» **What to do**
Give the number of lines holding the string "Plan", and nothing else.

» **Input**

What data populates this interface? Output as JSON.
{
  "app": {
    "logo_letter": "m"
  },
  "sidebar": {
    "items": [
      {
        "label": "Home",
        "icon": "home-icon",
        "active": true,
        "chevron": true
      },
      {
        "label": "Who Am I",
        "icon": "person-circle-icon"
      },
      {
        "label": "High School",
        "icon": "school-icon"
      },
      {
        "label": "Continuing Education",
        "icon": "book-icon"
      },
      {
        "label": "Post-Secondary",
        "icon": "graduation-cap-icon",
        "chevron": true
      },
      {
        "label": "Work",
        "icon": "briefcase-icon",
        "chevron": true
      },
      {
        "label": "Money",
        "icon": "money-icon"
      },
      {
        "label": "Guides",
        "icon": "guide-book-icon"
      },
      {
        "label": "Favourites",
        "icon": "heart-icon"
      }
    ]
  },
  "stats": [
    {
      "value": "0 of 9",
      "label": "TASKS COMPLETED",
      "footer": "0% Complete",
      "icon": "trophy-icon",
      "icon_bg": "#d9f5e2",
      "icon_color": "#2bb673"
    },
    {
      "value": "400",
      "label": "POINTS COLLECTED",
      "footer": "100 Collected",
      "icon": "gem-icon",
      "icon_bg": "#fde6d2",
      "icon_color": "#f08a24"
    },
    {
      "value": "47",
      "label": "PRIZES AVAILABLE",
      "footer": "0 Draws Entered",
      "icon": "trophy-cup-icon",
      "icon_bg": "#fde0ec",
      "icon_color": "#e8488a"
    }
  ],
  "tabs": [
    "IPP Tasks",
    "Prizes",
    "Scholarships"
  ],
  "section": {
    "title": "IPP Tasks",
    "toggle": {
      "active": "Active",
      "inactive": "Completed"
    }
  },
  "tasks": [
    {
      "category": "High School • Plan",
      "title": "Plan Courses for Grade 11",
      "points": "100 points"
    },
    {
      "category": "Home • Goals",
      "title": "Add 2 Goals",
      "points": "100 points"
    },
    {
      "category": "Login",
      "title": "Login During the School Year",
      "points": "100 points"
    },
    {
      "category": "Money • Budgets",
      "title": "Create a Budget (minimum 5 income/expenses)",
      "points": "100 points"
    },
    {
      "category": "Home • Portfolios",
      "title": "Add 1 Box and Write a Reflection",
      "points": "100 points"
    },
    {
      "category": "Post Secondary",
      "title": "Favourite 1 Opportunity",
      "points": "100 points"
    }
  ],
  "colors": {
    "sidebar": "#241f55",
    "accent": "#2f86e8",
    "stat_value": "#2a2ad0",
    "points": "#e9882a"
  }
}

» **Written answer**
2